Chart and figure data:
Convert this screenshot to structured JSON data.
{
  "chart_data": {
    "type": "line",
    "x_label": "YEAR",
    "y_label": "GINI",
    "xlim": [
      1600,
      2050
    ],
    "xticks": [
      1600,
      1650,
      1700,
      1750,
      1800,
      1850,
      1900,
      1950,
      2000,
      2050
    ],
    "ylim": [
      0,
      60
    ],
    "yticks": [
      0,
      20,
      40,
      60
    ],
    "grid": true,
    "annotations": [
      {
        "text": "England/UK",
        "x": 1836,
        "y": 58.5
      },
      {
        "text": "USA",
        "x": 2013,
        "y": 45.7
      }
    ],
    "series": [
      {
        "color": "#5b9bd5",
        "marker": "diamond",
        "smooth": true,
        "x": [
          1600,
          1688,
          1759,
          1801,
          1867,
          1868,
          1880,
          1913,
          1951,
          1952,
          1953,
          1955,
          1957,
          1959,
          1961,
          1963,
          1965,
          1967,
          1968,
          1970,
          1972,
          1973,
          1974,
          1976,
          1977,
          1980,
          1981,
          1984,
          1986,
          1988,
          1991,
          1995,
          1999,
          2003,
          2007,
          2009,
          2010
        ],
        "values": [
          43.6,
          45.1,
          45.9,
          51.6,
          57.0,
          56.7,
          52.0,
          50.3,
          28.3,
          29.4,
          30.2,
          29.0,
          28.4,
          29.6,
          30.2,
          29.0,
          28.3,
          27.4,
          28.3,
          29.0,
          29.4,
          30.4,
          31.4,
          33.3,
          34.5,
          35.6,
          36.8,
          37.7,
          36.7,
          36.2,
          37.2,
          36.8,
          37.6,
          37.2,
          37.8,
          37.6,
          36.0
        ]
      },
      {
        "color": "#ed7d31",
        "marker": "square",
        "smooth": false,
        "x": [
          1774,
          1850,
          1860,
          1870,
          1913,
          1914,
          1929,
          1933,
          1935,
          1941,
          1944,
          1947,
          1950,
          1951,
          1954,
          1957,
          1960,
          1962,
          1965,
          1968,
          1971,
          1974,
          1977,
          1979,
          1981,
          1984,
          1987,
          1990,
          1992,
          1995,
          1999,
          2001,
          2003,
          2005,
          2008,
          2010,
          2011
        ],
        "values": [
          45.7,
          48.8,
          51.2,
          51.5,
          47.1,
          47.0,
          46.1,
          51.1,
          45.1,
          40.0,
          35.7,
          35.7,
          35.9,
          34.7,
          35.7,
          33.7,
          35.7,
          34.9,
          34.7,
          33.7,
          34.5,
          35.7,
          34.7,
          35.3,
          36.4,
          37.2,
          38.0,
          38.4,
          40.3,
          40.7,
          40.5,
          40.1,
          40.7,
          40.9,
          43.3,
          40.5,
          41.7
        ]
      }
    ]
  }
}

> [WHAT YOU WILL DO]: Please set down each line of the records exactly as given.

> [COMPLETED EXERCISE]:
Convert this screenshot to structured JSON data.
{
  "chart_data": {
    "type": "line",
    "x_label": "YEAR",
    "y_label": "GINI",
    "xlim": [
      1600,
      2050
    ],
    "xticks": [
      1600,
      1650,
      1700,
      1750,
      1800,
      1850,
      1900,
      1950,
      2000,
      2050
    ],
    "ylim": [
      0,
      60
    ],
    "yticks": [
      0,
      20,
      40,
      60
    ],
    "grid": true,
    "annotations": [
      {
        "text": "England/UK",
        "x": 1836,
        "y": 58.5
      },
      {
        "text": "USA",
        "x": 2013,
        "y": 45.7
      }
    ],
    "series": [
      {
        "color": "#5b9bd5",
        "marker": "diamond",
        "smooth": true,
        "x": [
          1600,
          1688,
          1759,
          1801,
          1867,
          1868,
          1880,
          1913,
          1951,
          1952,
          1953,
          1955,
          1957,
          1959,
          1961,
          1963,
          1965,
          1967,
          1968,
          1970,
          1972,
          1973,
          1974,
          1976,
          1977,
          1980,
          1981,
          1984,
          1986,
          1988,
          1991,
          1995,
          1999,
          2003,
          2007,
          2009,
          2010
        ],
        "values": [
          43.6,
          45.1,
          45.9,
          51.6,
          57.0,
          56.7,
          52.0,
          50.3,
          28.3,
          29.4,
          30.2,
          29.0,
          28.4,
          29.6,
          30.2,
          29.0,
          28.3,
          27.4,
          28.3,
          29.0,
          29.4,
          30.4,
          31.4,
          33.3,
          34.5,
          35.6,
          36.8,
          37.7,
          36.7,
          36.2,
          37.2,
          36.8,
          37.6,
          37.2,
          37.8,
          37.6,
          36.0
        ]
      },
      {
        "color": "#ed7d31",
        "marker": "square",
        "smooth": false,
        "x": [
          1774,
          1850,
          1860,
          1870,
          1913,
          1914,
          1929,
          1933,
          1935,
          1941,
          1944,
          1947,
          1950,
          1951,
          1954,
          1957,
          1960,
          1962,
          1965,
          1968,
          1971,
          1974,
          1977,
          1979,
          1981,
          1984,
          1987,
          1990,
          1992,
          1995,
          1999,
          2001,
          2003,
          2005,
          2008,
          2010,
          2011
        ],
        "values": [
          45.7,
          48.8,
          51.2,
          51.5,
          47.1,
          47.0,
          46.1,
          51.1,
          45.1,
          40.0,
          35.7,
          35.7,
          35.9,
          34.7,
          35.7,
          33.7,
          35.7,
          34.9,
          34.7,
          33.7,
          34.5,
          35.7,
          34.7,
          35.3,
          36.4,
          37.2,
          38.0,
          38.4,
          40.3,
          40.7,
          40.5,
          40.1,
          40.7,
          40.9,
          43.3,
          40.5,
          41.7
        ]
      }
    ]
  }
}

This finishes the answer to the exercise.